— Begin DATA IN THIS EXERCISE —
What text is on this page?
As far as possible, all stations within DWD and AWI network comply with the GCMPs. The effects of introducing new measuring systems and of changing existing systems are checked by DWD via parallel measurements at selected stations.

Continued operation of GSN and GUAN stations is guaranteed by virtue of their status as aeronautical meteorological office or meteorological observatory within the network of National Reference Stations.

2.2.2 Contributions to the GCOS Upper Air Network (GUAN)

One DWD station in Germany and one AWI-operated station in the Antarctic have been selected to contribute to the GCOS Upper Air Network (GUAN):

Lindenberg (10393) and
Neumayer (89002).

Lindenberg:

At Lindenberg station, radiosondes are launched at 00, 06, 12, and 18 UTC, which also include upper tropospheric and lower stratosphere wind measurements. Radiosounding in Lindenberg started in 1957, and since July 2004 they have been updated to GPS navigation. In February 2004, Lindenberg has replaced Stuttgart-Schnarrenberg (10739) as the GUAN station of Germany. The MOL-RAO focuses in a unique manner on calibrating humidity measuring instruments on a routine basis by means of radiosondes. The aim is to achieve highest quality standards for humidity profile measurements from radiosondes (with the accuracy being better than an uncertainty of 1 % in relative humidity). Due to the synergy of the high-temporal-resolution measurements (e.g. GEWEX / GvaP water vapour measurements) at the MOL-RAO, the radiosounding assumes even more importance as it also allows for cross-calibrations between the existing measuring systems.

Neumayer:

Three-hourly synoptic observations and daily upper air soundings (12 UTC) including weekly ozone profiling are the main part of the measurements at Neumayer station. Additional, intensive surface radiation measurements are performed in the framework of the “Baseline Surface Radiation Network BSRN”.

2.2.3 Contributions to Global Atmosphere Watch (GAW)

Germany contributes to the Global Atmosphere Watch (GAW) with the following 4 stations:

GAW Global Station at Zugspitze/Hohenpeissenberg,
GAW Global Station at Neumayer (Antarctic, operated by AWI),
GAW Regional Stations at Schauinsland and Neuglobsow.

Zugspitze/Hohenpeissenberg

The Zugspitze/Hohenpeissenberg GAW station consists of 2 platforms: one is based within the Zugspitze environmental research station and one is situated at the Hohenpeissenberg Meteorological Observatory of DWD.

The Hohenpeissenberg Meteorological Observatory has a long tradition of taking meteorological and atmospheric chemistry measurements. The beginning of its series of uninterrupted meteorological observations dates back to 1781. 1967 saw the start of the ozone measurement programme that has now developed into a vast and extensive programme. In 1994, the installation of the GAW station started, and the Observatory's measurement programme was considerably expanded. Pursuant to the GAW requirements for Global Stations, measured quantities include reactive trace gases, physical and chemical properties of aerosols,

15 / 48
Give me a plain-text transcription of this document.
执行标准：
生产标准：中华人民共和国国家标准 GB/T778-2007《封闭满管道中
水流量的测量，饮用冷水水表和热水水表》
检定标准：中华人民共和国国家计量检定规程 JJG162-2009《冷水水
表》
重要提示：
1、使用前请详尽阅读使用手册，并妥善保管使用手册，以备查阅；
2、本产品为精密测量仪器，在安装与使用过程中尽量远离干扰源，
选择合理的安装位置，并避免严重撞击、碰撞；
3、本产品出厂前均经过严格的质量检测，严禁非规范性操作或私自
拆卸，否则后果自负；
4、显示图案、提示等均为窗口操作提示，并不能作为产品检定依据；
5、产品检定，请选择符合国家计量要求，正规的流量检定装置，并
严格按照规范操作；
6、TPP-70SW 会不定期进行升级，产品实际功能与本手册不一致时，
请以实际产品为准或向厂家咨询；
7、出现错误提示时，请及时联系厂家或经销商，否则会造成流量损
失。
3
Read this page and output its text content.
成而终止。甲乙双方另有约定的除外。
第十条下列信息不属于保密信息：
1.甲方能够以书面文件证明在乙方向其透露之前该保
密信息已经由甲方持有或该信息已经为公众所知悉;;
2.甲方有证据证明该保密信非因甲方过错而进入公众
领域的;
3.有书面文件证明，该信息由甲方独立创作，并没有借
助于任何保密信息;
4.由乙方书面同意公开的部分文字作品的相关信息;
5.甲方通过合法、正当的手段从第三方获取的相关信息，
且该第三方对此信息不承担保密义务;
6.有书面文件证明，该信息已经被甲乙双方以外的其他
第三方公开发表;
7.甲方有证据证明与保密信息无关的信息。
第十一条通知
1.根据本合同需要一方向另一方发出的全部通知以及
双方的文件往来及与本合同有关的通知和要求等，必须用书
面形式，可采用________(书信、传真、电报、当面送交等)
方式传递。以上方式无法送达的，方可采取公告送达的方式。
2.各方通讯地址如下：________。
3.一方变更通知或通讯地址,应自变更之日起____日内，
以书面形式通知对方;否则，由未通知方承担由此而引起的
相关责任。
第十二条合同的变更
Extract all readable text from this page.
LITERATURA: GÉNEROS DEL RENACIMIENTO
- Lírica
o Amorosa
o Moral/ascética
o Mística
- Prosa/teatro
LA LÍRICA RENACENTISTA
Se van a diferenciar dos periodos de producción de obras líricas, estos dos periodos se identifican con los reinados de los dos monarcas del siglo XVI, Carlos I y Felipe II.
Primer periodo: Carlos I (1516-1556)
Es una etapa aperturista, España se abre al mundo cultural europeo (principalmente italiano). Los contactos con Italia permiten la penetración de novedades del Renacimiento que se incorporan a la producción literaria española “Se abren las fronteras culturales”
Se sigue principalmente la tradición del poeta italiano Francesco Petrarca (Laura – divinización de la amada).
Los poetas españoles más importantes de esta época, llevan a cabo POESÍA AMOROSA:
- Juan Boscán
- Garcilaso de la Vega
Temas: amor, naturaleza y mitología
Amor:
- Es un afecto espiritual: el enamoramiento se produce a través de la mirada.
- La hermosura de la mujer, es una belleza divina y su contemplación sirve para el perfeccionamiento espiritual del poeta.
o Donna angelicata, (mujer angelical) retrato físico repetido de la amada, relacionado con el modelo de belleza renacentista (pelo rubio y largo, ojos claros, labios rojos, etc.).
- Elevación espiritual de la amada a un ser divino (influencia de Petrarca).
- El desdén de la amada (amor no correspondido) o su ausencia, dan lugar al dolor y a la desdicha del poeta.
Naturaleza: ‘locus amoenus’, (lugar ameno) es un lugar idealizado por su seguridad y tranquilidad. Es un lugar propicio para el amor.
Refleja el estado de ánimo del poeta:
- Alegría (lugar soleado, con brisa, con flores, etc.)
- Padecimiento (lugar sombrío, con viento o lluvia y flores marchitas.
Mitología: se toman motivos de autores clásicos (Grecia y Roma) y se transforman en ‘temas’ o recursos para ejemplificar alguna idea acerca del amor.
— End DATA IN THIS EXERCISE —
WHAT IS ASKED » Your task is to repeat the data exactly; please include every line.

WRITTEN REPLY »
What text is on this page?
As far as possible, all stations within DWD and AWI network comply with the GCMPs. The effects of introducing new measuring systems and of changing existing systems are checked by DWD via parallel measurements at selected stations.

Continued operation of GSN and GUAN stations is guaranteed by virtue of their status as aeronautical meteorological office or meteorological observatory within the network of National Reference Stations.

2.2.2 Contributions to the GCOS Upper Air Network (GUAN)

One DWD station in Germany and one AWI-operated station in the Antarctic have been selected to contribute to the GCOS Upper Air Network (GUAN):

Lindenberg (10393) and
Neumayer (89002).

Lindenberg:

At Lindenberg station, radiosondes are launched at 00, 06, 12, and 18 UTC, which also include upper tropospheric and lower stratosphere wind measurements. Radiosounding in Lindenberg started in 1957, and since July 2004 they have been updated to GPS navigation. In February 2004, Lindenberg has replaced Stuttgart-Schnarrenberg (10739) as the GUAN station of Germany. The MOL-RAO focuses in a unique manner on calibrating humidity measuring instruments on a routine basis by means of radiosondes. The aim is to achieve highest quality standards for humidity profile measurements from radiosondes (with the accuracy being better than an uncertainty of 1 % in relative humidity). Due to the synergy of the high-temporal-resolution measurements (e.g. GEWEX / GvaP water vapour measurements) at the MOL-RAO, the radiosounding assumes even more importance as it also allows for cross-calibrations between the existing measuring systems.

Neumayer:

Three-hourly synoptic observations and daily upper air soundings (12 UTC) including weekly ozone profiling are the main part of the measurements at Neumayer station. Additional, intensive surface radiation measurements are performed in the framework of the “Baseline Surface Radiation Network BSRN”.

2.2.3 Contributions to Global Atmosphere Watch (GAW)

Germany contributes to the Global Atmosphere Watch (GAW) with the following 4 stations:

GAW Global Station at Zugspitze/Hohenpeissenberg,
GAW Global Station at Neumayer (Antarctic, operated by AWI),
GAW Regional Stations at Schauinsland and Neuglobsow.

Zugspitze/Hohenpeissenberg

The Zugspitze/Hohenpeissenberg GAW station consists of 2 platforms: one is based within the Zugspitze environmental research station and one is situated at the Hohenpeissenberg Meteorological Observatory of DWD.

The Hohenpeissenberg Meteorological Observatory has a long tradition of taking meteorological and atmospheric chemistry measurements. The beginning of its series of uninterrupted meteorological observations dates back to 1781. 1967 saw the start of the ozone measurement programme that has now developed into a vast and extensive programme. In 1994, the installation of the GAW station started, and the Observatory's measurement programme was considerably expanded. Pursuant to the GAW requirements for Global Stations, measured quantities include reactive trace gases, physical and chemical properties of aerosols,

15 / 48
Give me a plain-text transcription of this document.
执行标准：
生产标准：中华人民共和国国家标准 GB/T778-2007《封闭满管道中
水流量的测量，饮用冷水水表和热水水表》
检定标准：中华人民共和国国家计量检定规程 JJG162-2009《冷水水
表》
重要提示：
1、使用前请详尽阅读使用手册，并妥善保管使用手册，以备查阅；
2、本产品为精密测量仪器，在安装与使用过程中尽量远离干扰源，
选择合理的安装位置，并避免严重撞击、碰撞；
3、本产品出厂前均经过严格的质量检测，严禁非规范性操作或私自
拆卸，否则后果自负；
4、显示图案、提示等均为窗口操作提示，并不能作为产品检定依据；
5、产品检定，请选择符合国家计量要求，正规的流量检定装置，并
严格按照规范操作；
6、TPP-70SW 会不定期进行升级，产品实际功能与本手册不一致时，
请以实际产品为准或向厂家咨询；
7、出现错误提示时，请及时联系厂家或经销商，否则会造成流量损
失。
3
Read this page and output its text content.
成而终止。甲乙双方另有约定的除外。
第十条下列信息不属于保密信息：
1.甲方能够以书面文件证明在乙方向其透露之前该保
密信息已经由甲方持有或该信息已经为公众所知悉;;
2.甲方有证据证明该保密信非因甲方过错而进入公众
领域的;
3.有书面文件证明，该信息由甲方独立创作，并没有借
助于任何保密信息;
4.由乙方书面同意公开的部分文字作品的相关信息;
5.甲方通过合法、正当的手段从第三方获取的相关信息，
且该第三方对此信息不承担保密义务;
6.有书面文件证明，该信息已经被甲乙双方以外的其他
第三方公开发表;
7.甲方有证据证明与保密信息无关的信息。
第十一条通知
1.根据本合同需要一方向另一方发出的全部通知以及
双方的文件往来及与本合同有关的通知和要求等，必须用书
面形式，可采用________(书信、传真、电报、当面送交等)
方式传递。以上方式无法送达的，方可采取公告送达的方式。
2.各方通讯地址如下：________。
3.一方变更通知或通讯地址,应自变更之日起____日内，
以书面形式通知对方;否则，由未通知方承担由此而引起的
相关责任。
第十二条合同的变更
Extract all readable text from this page.
LITERATURA: GÉNEROS DEL RENACIMIENTO
- Lírica
o Amorosa
o Moral/ascética
o Mística
- Prosa/teatro
LA LÍRICA RENACENTISTA
Se van a diferenciar dos periodos de producción de obras líricas, estos dos periodos se identifican con los reinados de los dos monarcas del siglo XVI, Carlos I y Felipe II.
Primer periodo: Carlos I (1516-1556)
Es una etapa aperturista, España se abre al mundo cultural europeo (principalmente italiano). Los contactos con Italia permiten la penetración de novedades del Renacimiento que se incorporan a la producción literaria española “Se abren las fronteras culturales”
Se sigue principalmente la tradición del poeta italiano Francesco Petrarca (Laura – divinización de la amada).
Los poetas españoles más importantes de esta época, llevan a cabo POESÍA AMOROSA:
- Juan Boscán
- Garcilaso de la Vega
Temas: amor, naturaleza y mitología
Amor:
- Es un afecto espiritual: el enamoramiento se produce a través de la mirada.
- La hermosura de la mujer, es una belleza divina y su contemplación sirve para el perfeccionamiento espiritual del poeta.
o Donna angelicata, (mujer angelical) retrato físico repetido de la amada, relacionado con el modelo de belleza renacentista (pelo rubio y largo, ojos claros, labios rojos, etc.).
- Elevación espiritual de la amada a un ser divino (influencia de Petrarca).
- El desdén de la amada (amor no correspondido) o su ausencia, dan lugar al dolor y a la desdicha del poeta.
Naturaleza: ‘locus amoenus’, (lugar ameno) es un lugar idealizado por su seguridad y tranquilidad. Es un lugar propicio para el amor.
Refleja el estado de ánimo del poeta:
- Alegría (lugar soleado, con brisa, con flores, etc.)
- Padecimiento (lugar sombrío, con viento o lluvia y flores marchitas.
Mitología: se toman motivos de autores clásicos (Grecia y Roma) y se transforman en ‘temas’ o recursos para ejemplificar alguna idea acerca del amor.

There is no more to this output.